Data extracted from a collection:
= = =
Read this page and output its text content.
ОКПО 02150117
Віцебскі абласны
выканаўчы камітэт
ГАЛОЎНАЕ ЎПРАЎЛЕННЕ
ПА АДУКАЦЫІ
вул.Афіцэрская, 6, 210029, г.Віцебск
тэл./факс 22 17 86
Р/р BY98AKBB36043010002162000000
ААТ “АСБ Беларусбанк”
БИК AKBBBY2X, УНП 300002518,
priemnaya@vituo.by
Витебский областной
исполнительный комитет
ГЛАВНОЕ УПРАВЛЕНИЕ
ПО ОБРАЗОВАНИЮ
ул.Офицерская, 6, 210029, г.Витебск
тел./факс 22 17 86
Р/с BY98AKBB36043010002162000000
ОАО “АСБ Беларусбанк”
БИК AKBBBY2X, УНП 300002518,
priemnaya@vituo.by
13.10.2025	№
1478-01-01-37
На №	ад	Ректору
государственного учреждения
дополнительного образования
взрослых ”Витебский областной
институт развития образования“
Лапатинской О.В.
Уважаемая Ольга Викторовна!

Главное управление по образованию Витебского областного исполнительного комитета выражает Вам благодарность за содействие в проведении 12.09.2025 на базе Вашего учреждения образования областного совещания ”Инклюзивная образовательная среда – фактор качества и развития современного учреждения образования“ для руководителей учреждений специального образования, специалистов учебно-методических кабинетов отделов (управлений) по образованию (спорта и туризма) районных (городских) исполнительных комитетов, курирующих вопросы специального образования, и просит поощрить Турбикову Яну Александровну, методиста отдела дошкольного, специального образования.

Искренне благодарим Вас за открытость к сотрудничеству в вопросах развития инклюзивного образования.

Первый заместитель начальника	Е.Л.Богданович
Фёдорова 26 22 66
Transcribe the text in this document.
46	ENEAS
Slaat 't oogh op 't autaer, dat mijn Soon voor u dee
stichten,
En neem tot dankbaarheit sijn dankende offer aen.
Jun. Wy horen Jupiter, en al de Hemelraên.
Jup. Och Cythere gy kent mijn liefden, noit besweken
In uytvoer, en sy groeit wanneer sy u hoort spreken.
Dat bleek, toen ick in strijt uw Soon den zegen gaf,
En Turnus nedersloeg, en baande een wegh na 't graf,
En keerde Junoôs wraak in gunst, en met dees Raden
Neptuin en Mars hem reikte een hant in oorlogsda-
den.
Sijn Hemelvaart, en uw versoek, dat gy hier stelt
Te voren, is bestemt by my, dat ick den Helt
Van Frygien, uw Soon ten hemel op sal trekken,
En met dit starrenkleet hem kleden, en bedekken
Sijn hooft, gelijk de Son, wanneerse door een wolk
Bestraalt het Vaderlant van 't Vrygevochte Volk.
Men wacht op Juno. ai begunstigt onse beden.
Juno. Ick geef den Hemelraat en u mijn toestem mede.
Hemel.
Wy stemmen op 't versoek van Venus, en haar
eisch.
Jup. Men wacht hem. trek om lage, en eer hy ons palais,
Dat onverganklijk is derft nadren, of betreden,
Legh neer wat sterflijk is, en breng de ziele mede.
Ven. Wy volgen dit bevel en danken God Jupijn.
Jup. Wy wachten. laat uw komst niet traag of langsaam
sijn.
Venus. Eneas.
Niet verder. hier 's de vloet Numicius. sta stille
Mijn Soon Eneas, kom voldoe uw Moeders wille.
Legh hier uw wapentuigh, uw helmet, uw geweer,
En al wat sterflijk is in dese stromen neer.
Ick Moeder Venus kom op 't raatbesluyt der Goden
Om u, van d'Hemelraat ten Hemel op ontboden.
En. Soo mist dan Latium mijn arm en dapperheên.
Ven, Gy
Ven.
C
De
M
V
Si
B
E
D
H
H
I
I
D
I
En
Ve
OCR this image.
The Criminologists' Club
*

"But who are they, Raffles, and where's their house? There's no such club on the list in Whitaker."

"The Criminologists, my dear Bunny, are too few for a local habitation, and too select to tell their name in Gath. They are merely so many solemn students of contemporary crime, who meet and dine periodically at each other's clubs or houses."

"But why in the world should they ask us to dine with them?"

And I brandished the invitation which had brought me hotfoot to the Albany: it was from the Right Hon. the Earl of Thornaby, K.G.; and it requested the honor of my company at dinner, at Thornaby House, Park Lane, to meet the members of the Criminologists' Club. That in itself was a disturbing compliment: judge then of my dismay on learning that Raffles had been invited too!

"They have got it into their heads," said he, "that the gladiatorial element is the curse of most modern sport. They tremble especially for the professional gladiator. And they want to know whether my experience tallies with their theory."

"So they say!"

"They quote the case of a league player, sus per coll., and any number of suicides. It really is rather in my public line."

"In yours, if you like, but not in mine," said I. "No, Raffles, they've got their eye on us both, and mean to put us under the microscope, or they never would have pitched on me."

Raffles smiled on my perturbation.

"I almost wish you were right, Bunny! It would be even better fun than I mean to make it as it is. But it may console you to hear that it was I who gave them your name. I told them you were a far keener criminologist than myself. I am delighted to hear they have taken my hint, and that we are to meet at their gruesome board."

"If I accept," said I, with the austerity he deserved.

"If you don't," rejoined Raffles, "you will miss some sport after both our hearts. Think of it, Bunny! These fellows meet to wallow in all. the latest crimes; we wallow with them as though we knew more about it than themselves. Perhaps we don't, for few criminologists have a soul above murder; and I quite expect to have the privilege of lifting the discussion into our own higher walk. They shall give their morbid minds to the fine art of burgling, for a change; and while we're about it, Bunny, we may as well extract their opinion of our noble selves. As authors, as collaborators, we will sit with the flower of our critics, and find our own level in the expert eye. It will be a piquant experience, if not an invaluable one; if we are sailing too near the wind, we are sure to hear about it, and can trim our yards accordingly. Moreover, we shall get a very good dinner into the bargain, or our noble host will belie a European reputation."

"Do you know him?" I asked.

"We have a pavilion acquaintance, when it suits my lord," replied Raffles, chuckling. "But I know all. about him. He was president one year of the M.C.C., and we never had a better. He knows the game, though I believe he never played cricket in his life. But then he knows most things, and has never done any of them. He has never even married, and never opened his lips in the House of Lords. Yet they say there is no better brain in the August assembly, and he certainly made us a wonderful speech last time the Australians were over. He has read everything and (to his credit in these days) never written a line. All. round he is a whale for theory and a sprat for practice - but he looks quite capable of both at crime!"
= = =
▸ Problem description
Set down the listing in full, keeping every word exactly as it is.

▸ Full response
Read this page and output its text content.
ОКПО 02150117
Віцебскі абласны
выканаўчы камітэт
ГАЛОЎНАЕ ЎПРАЎЛЕННЕ
ПА АДУКАЦЫІ
вул.Афіцэрская, 6, 210029, г.Віцебск
тэл./факс 22 17 86
Р/р BY98AKBB36043010002162000000
ААТ “АСБ Беларусбанк”
БИК AKBBBY2X, УНП 300002518,
priemnaya@vituo.by
Витебский областной
исполнительный комитет
ГЛАВНОЕ УПРАВЛЕНИЕ
ПО ОБРАЗОВАНИЮ
ул.Офицерская, 6, 210029, г.Витебск
тел./факс 22 17 86
Р/с BY98AKBB36043010002162000000
ОАО “АСБ Беларусбанк”
БИК AKBBBY2X, УНП 300002518,
priemnaya@vituo.by
13.10.2025	№
1478-01-01-37
На №	ад	Ректору
государственного учреждения
дополнительного образования
взрослых ”Витебский областной
институт развития образования“
Лапатинской О.В.
Уважаемая Ольга Викторовна!

Главное управление по образованию Витебского областного исполнительного комитета выражает Вам благодарность за содействие в проведении 12.09.2025 на базе Вашего учреждения образования областного совещания ”Инклюзивная образовательная среда – фактор качества и развития современного учреждения образования“ для руководителей учреждений специального образования, специалистов учебно-методических кабинетов отделов (управлений) по образованию (спорта и туризма) районных (городских) исполнительных комитетов, курирующих вопросы специального образования, и просит поощрить Турбикову Яну Александровну, методиста отдела дошкольного, специального образования.

Искренне благодарим Вас за открытость к сотрудничеству в вопросах развития инклюзивного образования.

Первый заместитель начальника	Е.Л.Богданович
Фёдорова 26 22 66
Transcribe the text in this document.
46	ENEAS
Slaat 't oogh op 't autaer, dat mijn Soon voor u dee
stichten,
En neem tot dankbaarheit sijn dankende offer aen.
Jun. Wy horen Jupiter, en al de Hemelraên.
Jup. Och Cythere gy kent mijn liefden, noit besweken
In uytvoer, en sy groeit wanneer sy u hoort spreken.
Dat bleek, toen ick in strijt uw Soon den zegen gaf,
En Turnus nedersloeg, en baande een wegh na 't graf,
En keerde Junoôs wraak in gunst, en met dees Raden
Neptuin en Mars hem reikte een hant in oorlogsda-
den.
Sijn Hemelvaart, en uw versoek, dat gy hier stelt
Te voren, is bestemt by my, dat ick den Helt
Van Frygien, uw Soon ten hemel op sal trekken,
En met dit starrenkleet hem kleden, en bedekken
Sijn hooft, gelijk de Son, wanneerse door een wolk
Bestraalt het Vaderlant van 't Vrygevochte Volk.
Men wacht op Juno. ai begunstigt onse beden.
Juno. Ick geef den Hemelraat en u mijn toestem mede.
Hemel.
Wy stemmen op 't versoek van Venus, en haar
eisch.
Jup. Men wacht hem. trek om lage, en eer hy ons palais,
Dat onverganklijk is derft nadren, of betreden,
Legh neer wat sterflijk is, en breng de ziele mede.
Ven. Wy volgen dit bevel en danken God Jupijn.
Jup. Wy wachten. laat uw komst niet traag of langsaam
sijn.
Venus. Eneas.
Niet verder. hier 's de vloet Numicius. sta stille
Mijn Soon Eneas, kom voldoe uw Moeders wille.
Legh hier uw wapentuigh, uw helmet, uw geweer,
En al wat sterflijk is in dese stromen neer.
Ick Moeder Venus kom op 't raatbesluyt der Goden
Om u, van d'Hemelraat ten Hemel op ontboden.
En. Soo mist dan Latium mijn arm en dapperheên.
Ven, Gy
Ven.
C
De
M
V
Si
B
E
D
H
H
I
I
D
I
En
Ve
OCR this image.
The Criminologists' Club
*

"But who are they, Raffles, and where's their house? There's no such club on the list in Whitaker."

"The Criminologists, my dear Bunny, are too few for a local habitation, and too select to tell their name in Gath. They are merely so many solemn students of contemporary crime, who meet and dine periodically at each other's clubs or houses."

"But why in the world should they ask us to dine with them?"

And I brandished the invitation which had brought me hotfoot to the Albany: it was from the Right Hon. the Earl of Thornaby, K.G.; and it requested the honor of my company at dinner, at Thornaby House, Park Lane, to meet the members of the Criminologists' Club. That in itself was a disturbing compliment: judge then of my dismay on learning that Raffles had been invited too!

"They have got it into their heads," said he, "that the gladiatorial element is the curse of most modern sport. They tremble especially for the professional gladiator. And they want to know whether my experience tallies with their theory."

"So they say!"

"They quote the case of a league player, sus per coll., and any number of suicides. It really is rather in my public line."

"In yours, if you like, but not in mine," said I. "No, Raffles, they've got their eye on us both, and mean to put us under the microscope, or they never would have pitched on me."

Raffles smiled on my perturbation.

"I almost wish you were right, Bunny! It would be even better fun than I mean to make it as it is. But it may console you to hear that it was I who gave them your name. I told them you were a far keener criminologist than myself. I am delighted to hear they have taken my hint, and that we are to meet at their gruesome board."

"If I accept," said I, with the austerity he deserved.

"If you don't," rejoined Raffles, "you will miss some sport after both our hearts. Think of it, Bunny! These fellows meet to wallow in all. the latest crimes; we wallow with them as though we knew more about it than themselves. Perhaps we don't, for few criminologists have a soul above murder; and I quite expect to have the privilege of lifting the discussion into our own higher walk. They shall give their morbid minds to the fine art of burgling, for a change; and while we're about it, Bunny, we may as well extract their opinion of our noble selves. As authors, as collaborators, we will sit with the flower of our critics, and find our own level in the expert eye. It will be a piquant experience, if not an invaluable one; if we are sailing too near the wind, we are sure to hear about it, and can trim our yards accordingly. Moreover, we shall get a very good dinner into the bargain, or our noble host will belie a European reputation."

"Do you know him?" I asked.

"We have a pavilion acquaintance, when it suits my lord," replied Raffles, chuckling. "But I know all. about him. He was president one year of the M.C.C., and we never had a better. He knows the game, though I believe he never played cricket in his life. But then he knows most things, and has never done any of them. He has never even married, and never opened his lips in the House of Lords. Yet they say there is no better brain in the August assembly, and he certainly made us a wonderful speech last time the Australians were over. He has read everything and (to his credit in these days) never written a line. All. round he is a whale for theory and a sprat for practice - but he looks quite capable of both at crime!"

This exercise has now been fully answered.